Dataset records
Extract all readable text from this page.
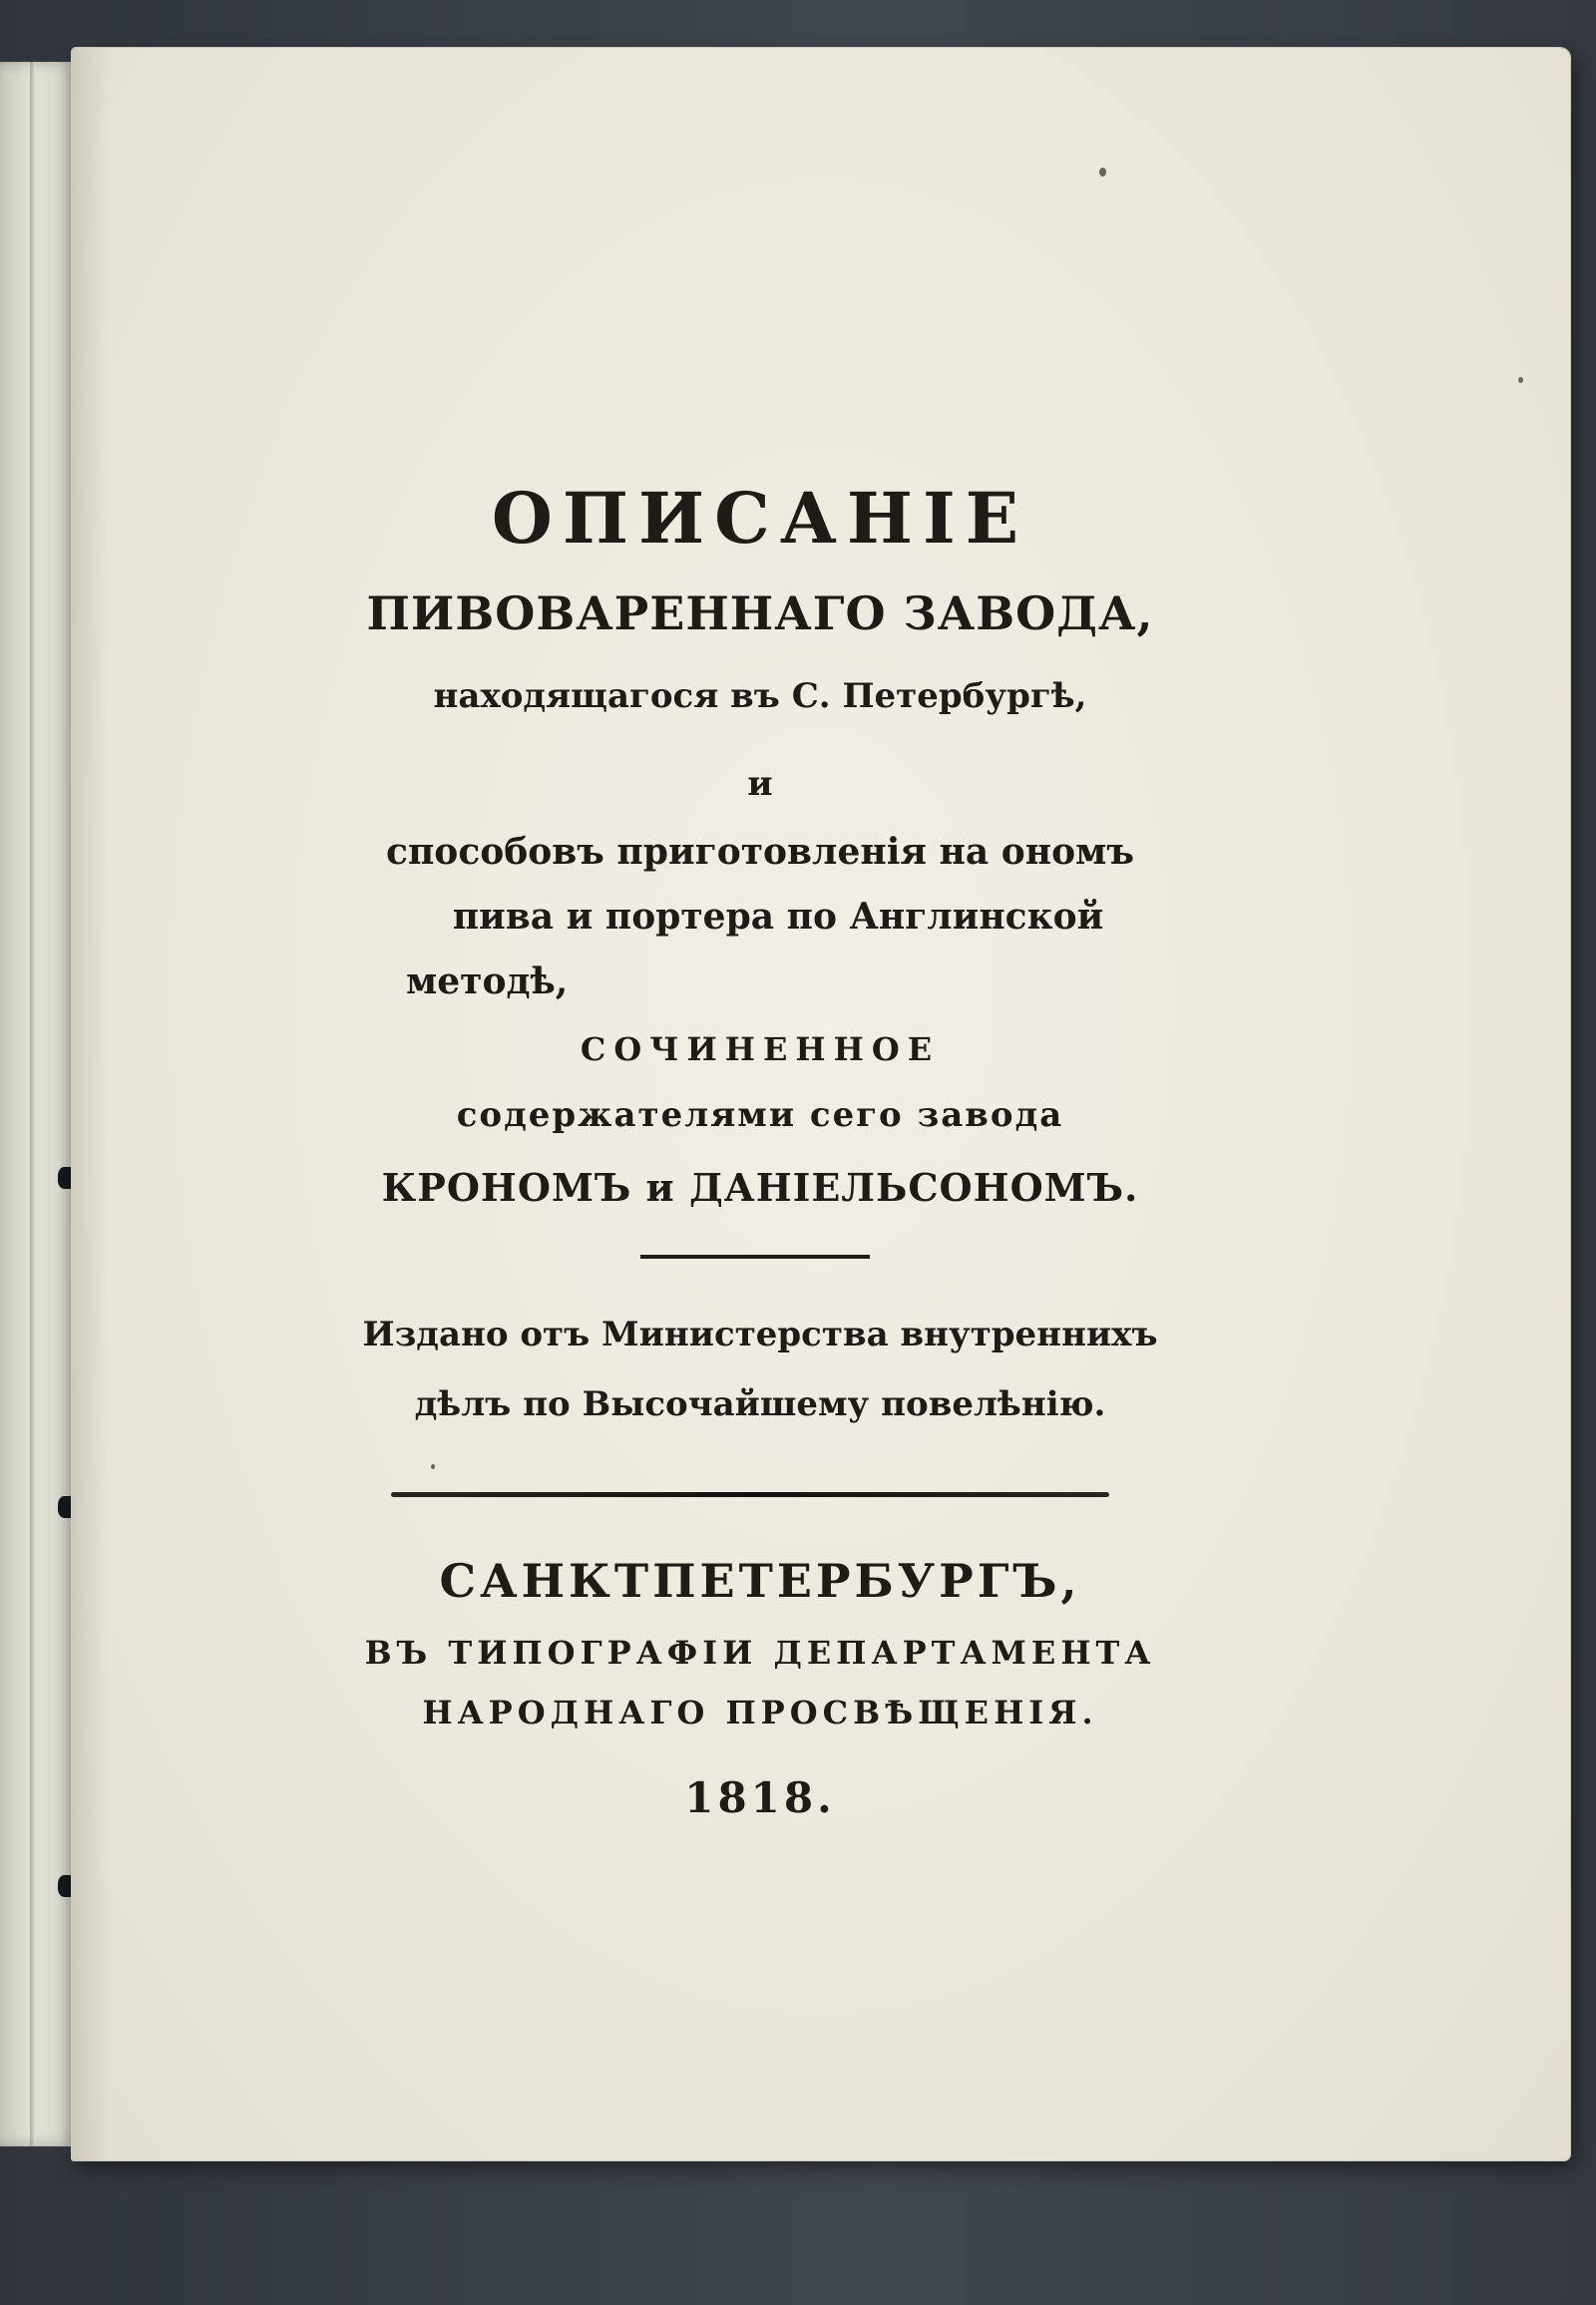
ОПИСАНІЕ
ПИВОВАРЕННАГО ЗАВОДА,
находящагося въ С. Петербургѣ,
и
способовъ приготовленія на ономъ
пива и портера по Англинской
методѣ,
СОЧИНЕННОЕ
содержателями сего завода
КРОНОМЪ и ДАНІЕЛЬСОНОМЪ.
Издано отъ Министерства внутреннихъ
дѣлъ по Высочайшему повелѣнію.
САНКТПЕТЕРБУРГЪ,
ВЪ ТИПОГРАФІИ ДЕПАРТАМЕНТА
НАРОДНАГО ПРОСВѢЩЕНІЯ.
1818.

What you are asked to do
Each record above should be copied character for character, with pictures dropped.

Written response
Extract all readable text from this page.
ОПИСАНІЕ
ПИВОВАРЕННАГО ЗАВОДА,
находящагося въ С. Петербургѣ,
и
способовъ приготовленія на ономъ
пива и портера по Англинской
методѣ,
СОЧИНЕННОЕ
содержателями сего завода
КРОНОМЪ и ДАНІЕЛЬСОНОМЪ.
Издано отъ Министерства внутреннихъ
дѣлъ по Высочайшему повелѣнію.
САНКТПЕТЕРБУРГЪ,
ВЪ ТИПОГРАФІИ ДЕПАРТАМЕНТА
НАРОДНАГО ПРОСВѢЩЕНІЯ.
1818.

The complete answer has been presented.